**Data for the task:**
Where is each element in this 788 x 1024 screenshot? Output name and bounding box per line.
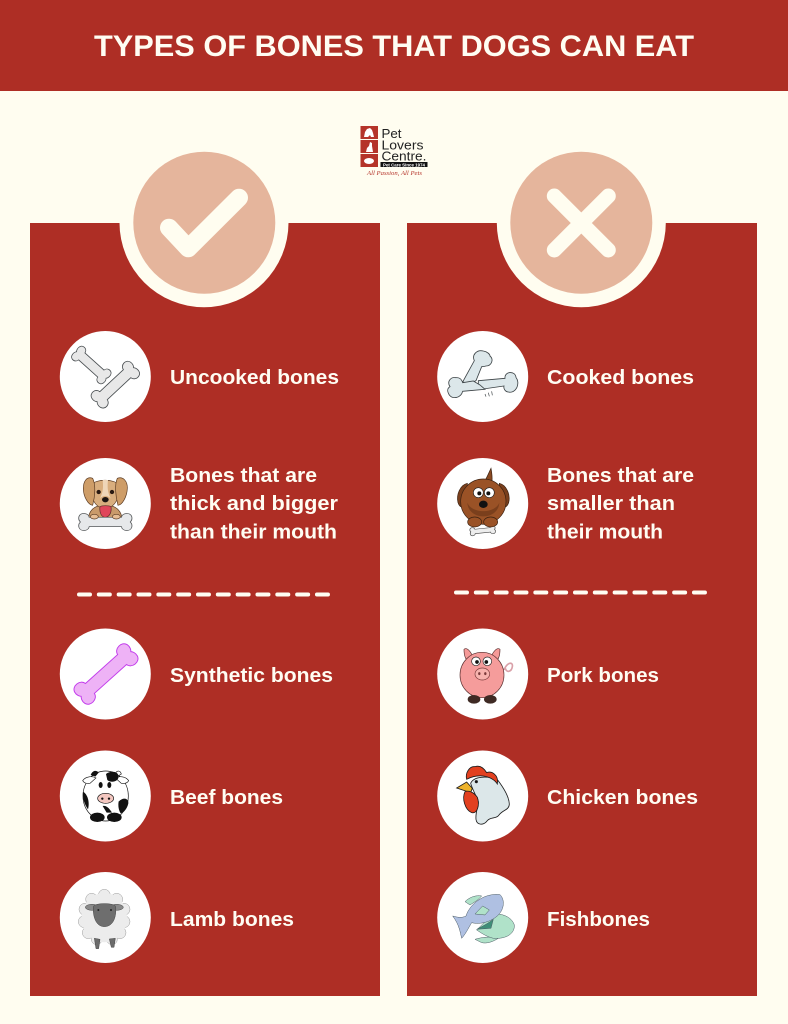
logo: Pet Lovers Centre <box>360 126 428 177</box>
icon: cow <box>83 771 129 822</box>
label: than their mouth <box>170 520 337 544</box>
row: chicken bones <box>437 750 698 842</box>
header banner <box>0 0 788 91</box>
logo: Pet Lovers Centre: Pet Care Since 1974 <box>383 162 425 167</box>
icon: pig <box>460 649 512 704</box>
label: Synthetic bones <box>170 664 333 687</box>
label: their mouth <box>547 520 663 544</box>
label: Uncooked bones <box>170 366 339 389</box>
row: lamb bones <box>60 872 294 963</box>
icon: puppy with bone <box>79 478 132 530</box>
title: TYPES OF BONES THAT DOGS CAN EAT <box>94 30 694 63</box>
row: pork bones <box>437 628 659 720</box>
logo: Pet Lovers Centre: All Passion, All Pets <box>366 170 422 177</box>
dashed divider <box>456 590 707 594</box>
row: cooked bones <box>437 331 694 422</box>
icon: pink bone <box>71 641 141 707</box>
label: smaller than <box>547 492 675 515</box>
label: thick and bigger <box>170 492 338 515</box>
label: Bones that are <box>547 464 694 487</box>
logo: Pet Lovers Centre: Lovers <box>382 138 424 152</box>
icon: broken bones <box>448 351 518 398</box>
logo: Pet Lovers Centre: Centre. <box>382 150 426 164</box>
icon: cross mark badge <box>510 152 652 294</box>
label: Chicken bones <box>547 786 698 809</box>
icon: sheep <box>78 889 130 949</box>
dashed divider <box>79 592 330 596</box>
label: Beef bones <box>170 786 283 809</box>
logo: Pet Lovers Centre: Pet <box>382 127 402 141</box>
label: Lamb bones <box>170 908 294 931</box>
row: synthetic bones <box>60 628 333 720</box>
icon: two bones <box>70 345 142 410</box>
icon: chicken head <box>457 766 509 824</box>
icon: two fish <box>453 894 514 943</box>
panel: bones dogs can eat <box>30 138 380 996</box>
label: Cooked bones <box>547 366 694 389</box>
icon: brown dog with small bone <box>457 468 509 536</box>
row: bones bigger than their mouth <box>60 458 338 549</box>
row: bones smaller than their mouth <box>437 458 694 549</box>
row: fishbones <box>437 872 650 963</box>
icon: check mark badge <box>133 152 275 294</box>
label: Bones that are <box>170 464 317 487</box>
row: uncooked bones <box>60 331 339 422</box>
row: beef bones <box>60 750 283 842</box>
label: Fishbones <box>547 908 650 931</box>
panel: bones dogs cannot eat <box>407 138 757 996</box>
label <box>547 464 694 544</box>
label <box>170 464 338 544</box>
label: Pork bones <box>547 664 659 687</box>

**Required task:**
Render every line of the entries above as a Markdown table with the columns "Row" and "Line text", numbering the rows and skipping blank lines. Leave the pictures out of the table.

**Complete output:**
| Row | Line text |
|---|---|
| 1 | Where is each element in this 788 x 1024 screenshot? Output name and bounding box per line. |
| 2 | logo: Pet Lovers Centre <box>360 126 428 177</box> |
| 3 | icon: cow <box>83 771 129 822</box> |
| 4 | label: than their mouth <box>170 520 337 544</box> |
| 5 | row: chicken bones <box>437 750 698 842</box> |
| 6 | header banner <box>0 0 788 91</box> |
| 7 | logo: Pet Lovers Centre: Pet Care Since 1974 <box>383 162 425 167</box> |
| 8 | icon: pig <box>460 649 512 704</box> |
| 9 | label: Synthetic bones <box>170 664 333 687</box> |
| 10 | label: their mouth <box>547 520 663 544</box> |
| 11 | label: Uncooked bones <box>170 366 339 389</box> |
| 12 | row: lamb bones <box>60 872 294 963</box> |
| 13 | icon: puppy with bone <box>79 478 132 530</box> |
| 14 | title: TYPES OF BONES THAT DOGS CAN EAT <box>94 30 694 63</box> |
| 15 | row: pork bones <box>437 628 659 720</box> |
| 16 | logo: Pet Lovers Centre: All Passion, All Pets <box>366 170 422 177</box> |
| 17 | dashed divider <box>456 590 707 594</box> |
| 18 | row: cooked bones <box>437 331 694 422</box> |
| 19 | icon: pink bone <box>71 641 141 707</box> |
| 20 | label: smaller than <box>547 492 675 515</box> |
| 21 | label: thick and bigger <box>170 492 338 515</box> |
| 22 | label: Bones that are <box>547 464 694 487</box> |
| 23 | logo: Pet Lovers Centre: Lovers <box>382 138 424 152</box> |
| 24 | icon: broken bones <box>448 351 518 398</box> |
| 25 | logo: Pet Lovers Centre: Centre. <box>382 150 426 164</box> |
| 26 | icon: cross mark badge <box>510 152 652 294</box> |
| 27 | label: Chicken bones <box>547 786 698 809</box> |
| 28 | icon: sheep <box>78 889 130 949</box> |
| 29 | dashed divider <box>79 592 330 596</box> |
| 30 | label: Beef bones <box>170 786 283 809</box> |
| 31 | logo: Pet Lovers Centre: Pet <box>382 127 402 141</box> |
| 32 | label: Lamb bones <box>170 908 294 931</box> |
| 33 | row: synthetic bones <box>60 628 333 720</box> |
| 34 | icon: two bones <box>70 345 142 410</box> |
| 35 | icon: chicken head <box>457 766 509 824</box> |
| 36 | icon: two fish <box>453 894 514 943</box> |
| 37 | panel: bones dogs can eat <box>30 138 380 996</box> |
| 38 | label: Cooked bones <box>547 366 694 389</box> |
| 39 | icon: brown dog with small bone <box>457 468 509 536</box> |
| 40 | row: bones bigger than their mouth <box>60 458 338 549</box> |
| 41 | row: bones smaller than their mouth <box>437 458 694 549</box> |
| 42 | row: fishbones <box>437 872 650 963</box> |
| 43 | icon: check mark badge <box>133 152 275 294</box> |
| 44 | label: Bones that are <box>170 464 317 487</box> |
| 45 | row: uncooked bones <box>60 331 339 422</box> |
| 46 | row: beef bones <box>60 750 283 842</box> |
| 47 | label: Fishbones <box>547 908 650 931</box> |
| 48 | panel: bones dogs cannot eat <box>407 138 757 996</box> |
| 49 | label <box>547 464 694 544</box> |
| 50 | label <box>170 464 338 544</box> |
| 51 | label: Pork bones <box>547 664 659 687</box> |